# [What the exercise asks]
Return all lines where the word "smoothed" can be found.

# [Extracted information]
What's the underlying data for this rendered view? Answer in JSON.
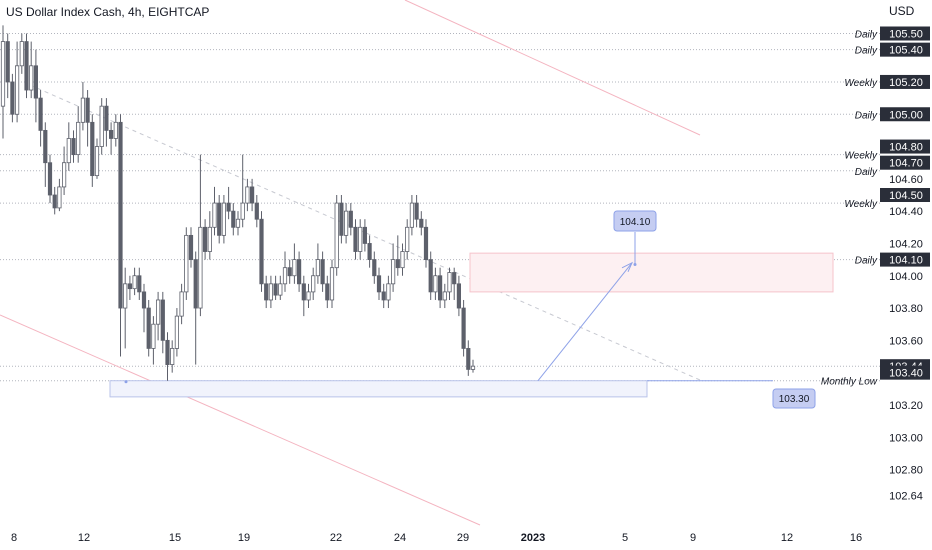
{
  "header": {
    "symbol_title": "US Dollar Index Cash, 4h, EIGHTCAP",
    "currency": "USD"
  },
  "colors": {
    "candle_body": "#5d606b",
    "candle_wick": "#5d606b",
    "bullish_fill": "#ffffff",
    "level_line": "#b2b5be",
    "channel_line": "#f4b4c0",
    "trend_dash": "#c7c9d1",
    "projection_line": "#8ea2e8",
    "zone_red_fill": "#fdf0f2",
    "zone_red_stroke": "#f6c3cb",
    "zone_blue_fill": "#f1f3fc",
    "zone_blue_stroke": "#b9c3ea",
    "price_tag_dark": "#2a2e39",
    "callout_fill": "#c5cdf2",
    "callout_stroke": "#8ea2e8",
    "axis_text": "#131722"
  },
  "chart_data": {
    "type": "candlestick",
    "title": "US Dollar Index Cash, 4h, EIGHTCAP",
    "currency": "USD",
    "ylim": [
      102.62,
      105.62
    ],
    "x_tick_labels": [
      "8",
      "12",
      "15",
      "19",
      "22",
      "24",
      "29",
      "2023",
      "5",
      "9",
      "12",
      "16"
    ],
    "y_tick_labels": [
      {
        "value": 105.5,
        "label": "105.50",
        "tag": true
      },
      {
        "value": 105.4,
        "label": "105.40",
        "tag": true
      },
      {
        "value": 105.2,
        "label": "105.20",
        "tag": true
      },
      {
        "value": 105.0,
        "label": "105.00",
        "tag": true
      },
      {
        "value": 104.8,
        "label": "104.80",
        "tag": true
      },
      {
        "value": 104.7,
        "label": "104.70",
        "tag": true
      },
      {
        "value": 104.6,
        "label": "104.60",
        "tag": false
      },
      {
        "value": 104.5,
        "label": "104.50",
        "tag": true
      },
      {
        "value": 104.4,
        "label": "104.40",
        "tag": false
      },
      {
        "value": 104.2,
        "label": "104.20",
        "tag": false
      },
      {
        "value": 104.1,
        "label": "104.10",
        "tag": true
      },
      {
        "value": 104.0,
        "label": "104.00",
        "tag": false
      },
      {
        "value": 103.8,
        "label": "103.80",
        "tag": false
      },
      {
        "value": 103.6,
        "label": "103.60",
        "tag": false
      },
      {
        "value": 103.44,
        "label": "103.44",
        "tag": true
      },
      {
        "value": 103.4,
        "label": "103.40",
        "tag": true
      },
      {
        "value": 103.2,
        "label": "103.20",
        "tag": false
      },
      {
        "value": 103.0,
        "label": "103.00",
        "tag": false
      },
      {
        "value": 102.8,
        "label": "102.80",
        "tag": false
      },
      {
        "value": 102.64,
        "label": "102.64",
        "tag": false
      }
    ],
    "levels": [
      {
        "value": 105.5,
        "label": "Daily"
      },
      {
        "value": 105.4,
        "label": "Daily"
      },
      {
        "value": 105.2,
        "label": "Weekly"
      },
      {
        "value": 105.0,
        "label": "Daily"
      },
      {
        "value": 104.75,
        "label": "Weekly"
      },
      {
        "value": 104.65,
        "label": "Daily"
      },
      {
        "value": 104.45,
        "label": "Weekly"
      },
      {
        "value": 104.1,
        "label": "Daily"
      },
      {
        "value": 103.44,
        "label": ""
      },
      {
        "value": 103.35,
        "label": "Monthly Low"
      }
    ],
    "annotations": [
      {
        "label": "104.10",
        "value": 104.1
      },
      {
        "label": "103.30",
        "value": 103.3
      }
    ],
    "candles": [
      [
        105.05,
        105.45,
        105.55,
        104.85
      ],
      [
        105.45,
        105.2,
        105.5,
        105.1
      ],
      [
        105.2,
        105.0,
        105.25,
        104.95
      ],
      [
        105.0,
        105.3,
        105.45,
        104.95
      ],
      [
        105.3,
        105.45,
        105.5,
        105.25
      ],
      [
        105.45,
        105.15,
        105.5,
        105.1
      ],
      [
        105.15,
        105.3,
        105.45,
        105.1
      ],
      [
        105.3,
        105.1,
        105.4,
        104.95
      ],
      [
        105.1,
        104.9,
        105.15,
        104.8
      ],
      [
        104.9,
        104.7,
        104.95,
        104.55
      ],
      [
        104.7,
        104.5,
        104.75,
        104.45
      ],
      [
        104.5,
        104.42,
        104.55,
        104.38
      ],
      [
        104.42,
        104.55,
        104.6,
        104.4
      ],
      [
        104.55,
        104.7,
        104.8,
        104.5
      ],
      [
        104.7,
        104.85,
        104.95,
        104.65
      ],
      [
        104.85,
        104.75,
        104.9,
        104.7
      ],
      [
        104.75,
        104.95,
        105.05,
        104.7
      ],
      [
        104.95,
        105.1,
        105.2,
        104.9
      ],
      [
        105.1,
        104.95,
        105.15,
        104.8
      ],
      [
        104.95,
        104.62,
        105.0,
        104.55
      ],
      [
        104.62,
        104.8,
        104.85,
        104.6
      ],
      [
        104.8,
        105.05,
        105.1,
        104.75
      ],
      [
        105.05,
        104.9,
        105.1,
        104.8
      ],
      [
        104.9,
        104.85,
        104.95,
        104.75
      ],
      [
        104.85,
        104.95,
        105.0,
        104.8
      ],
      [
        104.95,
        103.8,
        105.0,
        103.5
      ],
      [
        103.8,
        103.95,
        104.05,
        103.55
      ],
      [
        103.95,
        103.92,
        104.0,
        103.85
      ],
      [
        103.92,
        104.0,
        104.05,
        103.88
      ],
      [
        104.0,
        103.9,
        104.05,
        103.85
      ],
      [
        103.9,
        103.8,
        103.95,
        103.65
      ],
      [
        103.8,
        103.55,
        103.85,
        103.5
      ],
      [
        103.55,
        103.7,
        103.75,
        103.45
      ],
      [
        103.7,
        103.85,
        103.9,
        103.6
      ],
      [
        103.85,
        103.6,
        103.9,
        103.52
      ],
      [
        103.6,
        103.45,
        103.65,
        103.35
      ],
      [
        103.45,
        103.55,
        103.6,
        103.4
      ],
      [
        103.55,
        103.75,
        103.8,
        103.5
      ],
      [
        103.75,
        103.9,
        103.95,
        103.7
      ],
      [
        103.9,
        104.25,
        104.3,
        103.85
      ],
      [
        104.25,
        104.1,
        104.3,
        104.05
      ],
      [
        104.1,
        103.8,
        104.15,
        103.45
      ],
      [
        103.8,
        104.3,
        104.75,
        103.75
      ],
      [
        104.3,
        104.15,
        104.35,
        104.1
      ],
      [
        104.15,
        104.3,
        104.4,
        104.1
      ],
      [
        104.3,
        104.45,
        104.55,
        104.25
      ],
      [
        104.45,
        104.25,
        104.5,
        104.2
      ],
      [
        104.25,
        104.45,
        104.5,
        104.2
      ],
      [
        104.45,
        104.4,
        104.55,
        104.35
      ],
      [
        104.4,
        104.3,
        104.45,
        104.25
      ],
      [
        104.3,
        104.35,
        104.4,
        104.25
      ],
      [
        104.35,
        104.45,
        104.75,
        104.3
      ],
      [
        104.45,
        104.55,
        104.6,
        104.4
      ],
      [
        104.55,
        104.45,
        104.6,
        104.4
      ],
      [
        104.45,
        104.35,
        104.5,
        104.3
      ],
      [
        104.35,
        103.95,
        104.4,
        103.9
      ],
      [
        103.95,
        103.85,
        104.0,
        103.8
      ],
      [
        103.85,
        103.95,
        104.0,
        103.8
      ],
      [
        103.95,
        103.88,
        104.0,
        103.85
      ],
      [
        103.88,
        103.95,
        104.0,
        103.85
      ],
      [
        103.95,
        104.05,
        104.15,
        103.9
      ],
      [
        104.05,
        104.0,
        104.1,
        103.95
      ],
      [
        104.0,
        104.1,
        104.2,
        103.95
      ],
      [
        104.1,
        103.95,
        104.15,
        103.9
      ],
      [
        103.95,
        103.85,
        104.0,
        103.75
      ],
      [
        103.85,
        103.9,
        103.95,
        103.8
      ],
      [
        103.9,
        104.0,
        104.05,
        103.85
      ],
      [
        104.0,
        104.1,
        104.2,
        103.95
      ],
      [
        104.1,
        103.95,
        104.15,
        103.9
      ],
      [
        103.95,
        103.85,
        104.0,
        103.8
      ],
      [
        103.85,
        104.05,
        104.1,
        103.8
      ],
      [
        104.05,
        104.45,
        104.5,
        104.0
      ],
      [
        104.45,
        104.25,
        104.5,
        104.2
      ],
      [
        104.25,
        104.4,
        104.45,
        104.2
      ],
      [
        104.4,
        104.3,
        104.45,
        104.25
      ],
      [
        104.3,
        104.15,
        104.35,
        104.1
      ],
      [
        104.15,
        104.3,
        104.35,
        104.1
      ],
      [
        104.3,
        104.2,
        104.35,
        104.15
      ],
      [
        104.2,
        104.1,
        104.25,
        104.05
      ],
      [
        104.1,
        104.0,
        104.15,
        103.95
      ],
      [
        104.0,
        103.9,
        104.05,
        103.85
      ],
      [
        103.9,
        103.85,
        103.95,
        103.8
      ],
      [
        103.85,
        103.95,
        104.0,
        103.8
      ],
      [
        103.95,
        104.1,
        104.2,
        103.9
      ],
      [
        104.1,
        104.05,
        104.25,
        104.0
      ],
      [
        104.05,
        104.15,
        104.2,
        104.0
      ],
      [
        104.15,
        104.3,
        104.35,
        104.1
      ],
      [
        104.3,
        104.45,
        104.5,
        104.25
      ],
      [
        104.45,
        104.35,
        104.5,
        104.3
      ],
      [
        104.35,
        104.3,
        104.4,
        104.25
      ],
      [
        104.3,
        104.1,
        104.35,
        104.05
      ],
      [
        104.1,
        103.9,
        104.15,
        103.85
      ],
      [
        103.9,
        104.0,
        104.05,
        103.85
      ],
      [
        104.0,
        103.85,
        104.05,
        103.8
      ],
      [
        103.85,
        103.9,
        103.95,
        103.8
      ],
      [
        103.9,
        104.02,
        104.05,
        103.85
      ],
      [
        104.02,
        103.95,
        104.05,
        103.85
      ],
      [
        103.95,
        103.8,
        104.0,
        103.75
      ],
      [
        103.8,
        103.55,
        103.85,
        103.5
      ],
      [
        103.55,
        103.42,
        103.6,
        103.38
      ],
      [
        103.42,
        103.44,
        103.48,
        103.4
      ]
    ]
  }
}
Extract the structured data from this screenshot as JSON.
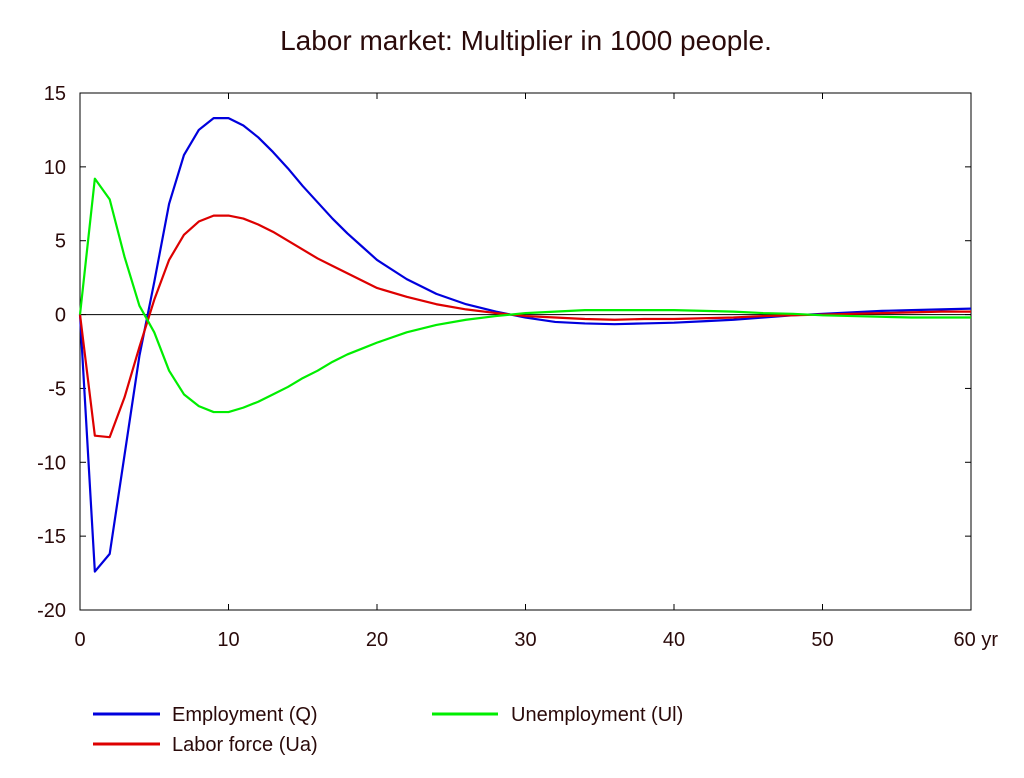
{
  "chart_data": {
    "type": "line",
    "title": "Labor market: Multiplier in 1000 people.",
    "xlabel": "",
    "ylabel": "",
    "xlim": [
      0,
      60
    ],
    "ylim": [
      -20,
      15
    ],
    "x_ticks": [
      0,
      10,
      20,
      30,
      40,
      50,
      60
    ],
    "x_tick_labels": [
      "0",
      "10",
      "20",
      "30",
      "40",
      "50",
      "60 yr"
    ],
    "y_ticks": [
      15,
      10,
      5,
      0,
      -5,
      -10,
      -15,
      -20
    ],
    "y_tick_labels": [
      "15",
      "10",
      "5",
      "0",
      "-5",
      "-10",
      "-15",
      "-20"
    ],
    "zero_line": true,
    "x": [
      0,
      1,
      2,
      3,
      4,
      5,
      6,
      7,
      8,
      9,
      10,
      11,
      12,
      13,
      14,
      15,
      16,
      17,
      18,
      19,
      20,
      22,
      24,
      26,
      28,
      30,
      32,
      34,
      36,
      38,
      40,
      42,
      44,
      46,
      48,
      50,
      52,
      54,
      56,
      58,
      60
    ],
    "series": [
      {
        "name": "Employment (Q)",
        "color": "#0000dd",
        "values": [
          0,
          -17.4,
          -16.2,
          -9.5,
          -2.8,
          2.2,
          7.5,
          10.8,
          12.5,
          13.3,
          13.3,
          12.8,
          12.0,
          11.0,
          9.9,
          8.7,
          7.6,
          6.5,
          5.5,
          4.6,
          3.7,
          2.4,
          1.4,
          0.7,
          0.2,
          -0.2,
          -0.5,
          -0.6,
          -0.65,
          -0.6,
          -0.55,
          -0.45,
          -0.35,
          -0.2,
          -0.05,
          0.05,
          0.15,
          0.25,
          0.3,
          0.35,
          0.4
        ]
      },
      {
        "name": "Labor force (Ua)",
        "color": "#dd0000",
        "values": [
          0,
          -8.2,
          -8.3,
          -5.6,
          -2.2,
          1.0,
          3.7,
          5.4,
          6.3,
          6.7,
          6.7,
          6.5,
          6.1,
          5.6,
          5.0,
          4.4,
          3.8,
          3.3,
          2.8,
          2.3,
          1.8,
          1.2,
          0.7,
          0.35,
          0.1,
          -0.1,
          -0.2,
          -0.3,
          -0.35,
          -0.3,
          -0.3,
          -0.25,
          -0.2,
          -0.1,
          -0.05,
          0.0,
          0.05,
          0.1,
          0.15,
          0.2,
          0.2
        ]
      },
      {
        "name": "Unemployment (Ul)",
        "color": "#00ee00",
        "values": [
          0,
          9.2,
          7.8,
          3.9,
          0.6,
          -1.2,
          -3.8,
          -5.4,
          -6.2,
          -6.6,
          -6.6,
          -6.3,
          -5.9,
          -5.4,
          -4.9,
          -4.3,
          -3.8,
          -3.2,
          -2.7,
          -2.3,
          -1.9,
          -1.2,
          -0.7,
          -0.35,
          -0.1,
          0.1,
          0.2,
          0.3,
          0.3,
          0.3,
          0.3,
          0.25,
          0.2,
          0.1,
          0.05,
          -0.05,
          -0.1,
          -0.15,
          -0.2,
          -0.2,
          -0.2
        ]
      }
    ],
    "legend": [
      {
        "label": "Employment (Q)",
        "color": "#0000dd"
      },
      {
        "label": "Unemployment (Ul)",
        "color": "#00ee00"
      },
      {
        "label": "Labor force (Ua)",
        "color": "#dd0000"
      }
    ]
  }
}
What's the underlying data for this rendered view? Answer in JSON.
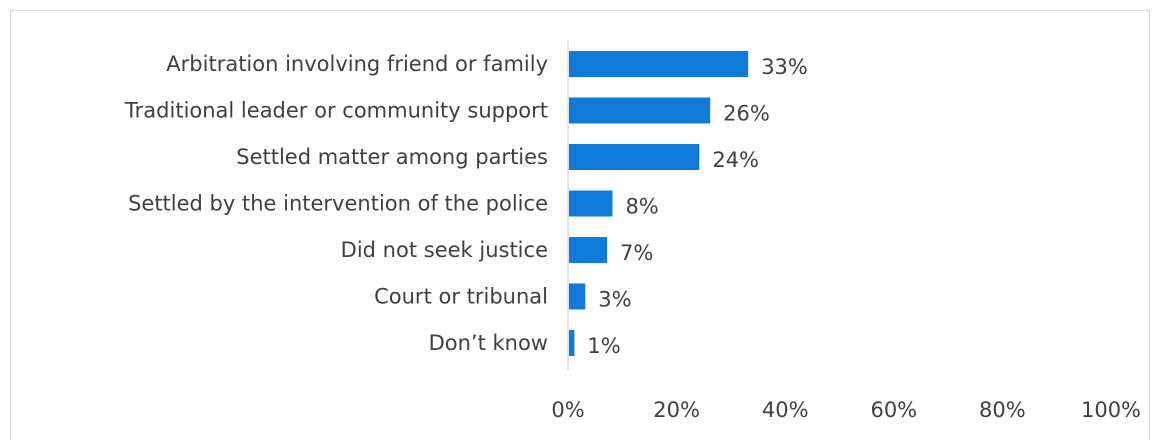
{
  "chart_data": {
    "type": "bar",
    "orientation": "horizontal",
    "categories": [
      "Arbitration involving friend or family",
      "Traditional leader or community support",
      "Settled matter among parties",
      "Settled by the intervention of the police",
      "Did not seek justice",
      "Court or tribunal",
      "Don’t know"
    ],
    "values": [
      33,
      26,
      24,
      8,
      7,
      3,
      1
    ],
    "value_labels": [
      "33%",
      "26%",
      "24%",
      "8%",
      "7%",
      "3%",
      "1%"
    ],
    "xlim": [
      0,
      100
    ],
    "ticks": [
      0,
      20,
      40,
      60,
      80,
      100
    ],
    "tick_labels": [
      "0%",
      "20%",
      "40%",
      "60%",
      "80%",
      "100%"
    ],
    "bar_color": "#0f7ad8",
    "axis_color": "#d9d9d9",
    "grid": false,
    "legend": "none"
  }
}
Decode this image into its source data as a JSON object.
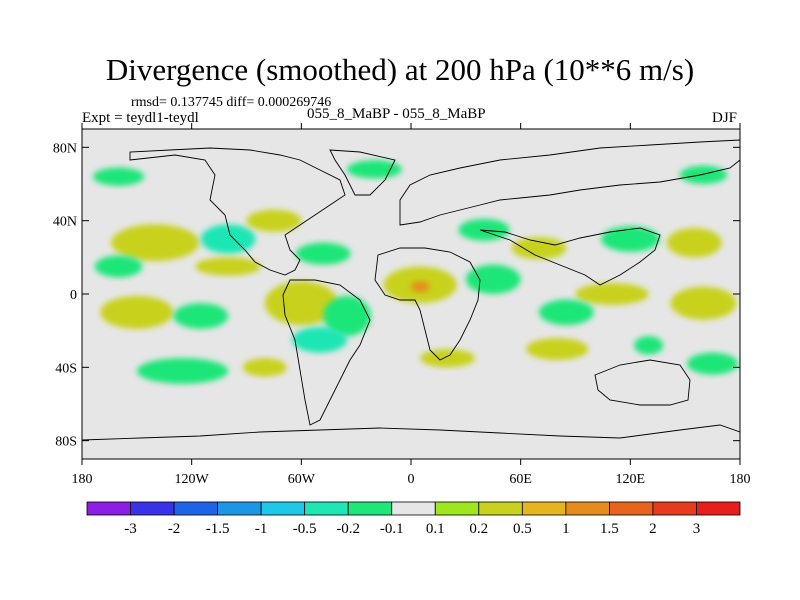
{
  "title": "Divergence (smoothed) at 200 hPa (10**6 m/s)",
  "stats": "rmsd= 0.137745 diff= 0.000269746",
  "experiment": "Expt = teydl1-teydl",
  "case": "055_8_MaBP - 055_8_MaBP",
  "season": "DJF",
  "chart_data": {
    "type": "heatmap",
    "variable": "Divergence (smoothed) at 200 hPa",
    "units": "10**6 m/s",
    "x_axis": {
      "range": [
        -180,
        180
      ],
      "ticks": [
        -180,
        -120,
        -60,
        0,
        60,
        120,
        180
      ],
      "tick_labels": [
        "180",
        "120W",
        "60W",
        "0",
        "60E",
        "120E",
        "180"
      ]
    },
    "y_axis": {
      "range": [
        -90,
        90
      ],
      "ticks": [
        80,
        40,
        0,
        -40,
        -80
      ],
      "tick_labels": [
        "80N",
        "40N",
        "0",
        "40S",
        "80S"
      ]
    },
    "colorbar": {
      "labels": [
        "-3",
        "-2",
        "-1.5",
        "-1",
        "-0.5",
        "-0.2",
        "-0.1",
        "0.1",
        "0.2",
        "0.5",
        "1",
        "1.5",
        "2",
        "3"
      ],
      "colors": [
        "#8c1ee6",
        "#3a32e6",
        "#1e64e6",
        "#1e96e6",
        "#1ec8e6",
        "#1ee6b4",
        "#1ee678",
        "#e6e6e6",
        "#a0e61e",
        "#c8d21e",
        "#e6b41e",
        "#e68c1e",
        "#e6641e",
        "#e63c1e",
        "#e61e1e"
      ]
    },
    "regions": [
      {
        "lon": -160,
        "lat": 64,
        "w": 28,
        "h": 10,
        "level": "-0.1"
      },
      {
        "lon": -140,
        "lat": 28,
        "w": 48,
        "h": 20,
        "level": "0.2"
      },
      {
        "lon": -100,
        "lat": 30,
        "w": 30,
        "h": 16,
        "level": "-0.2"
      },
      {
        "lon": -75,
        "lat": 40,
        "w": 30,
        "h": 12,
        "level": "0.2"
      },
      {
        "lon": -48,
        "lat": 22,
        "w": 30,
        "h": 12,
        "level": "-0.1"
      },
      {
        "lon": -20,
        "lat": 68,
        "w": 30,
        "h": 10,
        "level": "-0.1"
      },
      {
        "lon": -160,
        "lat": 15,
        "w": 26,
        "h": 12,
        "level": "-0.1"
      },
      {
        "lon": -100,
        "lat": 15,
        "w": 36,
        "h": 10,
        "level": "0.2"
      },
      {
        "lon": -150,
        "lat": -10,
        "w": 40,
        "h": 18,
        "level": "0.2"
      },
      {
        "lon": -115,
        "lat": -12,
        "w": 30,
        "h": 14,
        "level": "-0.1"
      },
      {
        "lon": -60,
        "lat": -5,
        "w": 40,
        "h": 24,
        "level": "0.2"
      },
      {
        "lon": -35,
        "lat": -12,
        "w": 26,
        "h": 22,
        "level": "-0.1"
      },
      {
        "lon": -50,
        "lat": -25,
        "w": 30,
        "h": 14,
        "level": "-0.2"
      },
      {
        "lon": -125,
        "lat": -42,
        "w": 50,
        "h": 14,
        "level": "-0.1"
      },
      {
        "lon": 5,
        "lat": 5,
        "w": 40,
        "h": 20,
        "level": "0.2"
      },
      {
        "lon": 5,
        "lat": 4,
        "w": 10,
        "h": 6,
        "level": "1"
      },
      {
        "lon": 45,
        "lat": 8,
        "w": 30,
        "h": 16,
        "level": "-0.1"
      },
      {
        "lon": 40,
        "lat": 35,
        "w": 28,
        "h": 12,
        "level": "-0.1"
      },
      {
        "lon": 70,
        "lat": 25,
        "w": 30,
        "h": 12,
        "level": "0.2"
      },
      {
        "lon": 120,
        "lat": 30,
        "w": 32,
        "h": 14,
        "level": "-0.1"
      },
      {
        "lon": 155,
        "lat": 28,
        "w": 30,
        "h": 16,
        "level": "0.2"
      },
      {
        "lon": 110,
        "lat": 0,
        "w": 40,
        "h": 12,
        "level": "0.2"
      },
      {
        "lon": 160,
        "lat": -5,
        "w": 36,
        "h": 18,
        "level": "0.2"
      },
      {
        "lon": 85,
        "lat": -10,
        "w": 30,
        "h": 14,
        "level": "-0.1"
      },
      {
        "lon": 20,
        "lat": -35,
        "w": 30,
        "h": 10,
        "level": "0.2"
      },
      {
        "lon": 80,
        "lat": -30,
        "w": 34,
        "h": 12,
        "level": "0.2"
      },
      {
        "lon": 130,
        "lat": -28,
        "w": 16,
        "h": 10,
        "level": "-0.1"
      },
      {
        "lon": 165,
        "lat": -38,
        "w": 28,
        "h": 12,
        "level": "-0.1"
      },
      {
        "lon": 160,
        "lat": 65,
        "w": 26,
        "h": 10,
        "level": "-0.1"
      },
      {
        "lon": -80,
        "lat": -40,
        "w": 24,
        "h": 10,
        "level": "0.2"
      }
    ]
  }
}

# [Right answer]
  "title": "Divergence (smoothed) at 200 hPa (10**6 m/s)",
    "variable": "Divergence (smoothed) at 200 hPa",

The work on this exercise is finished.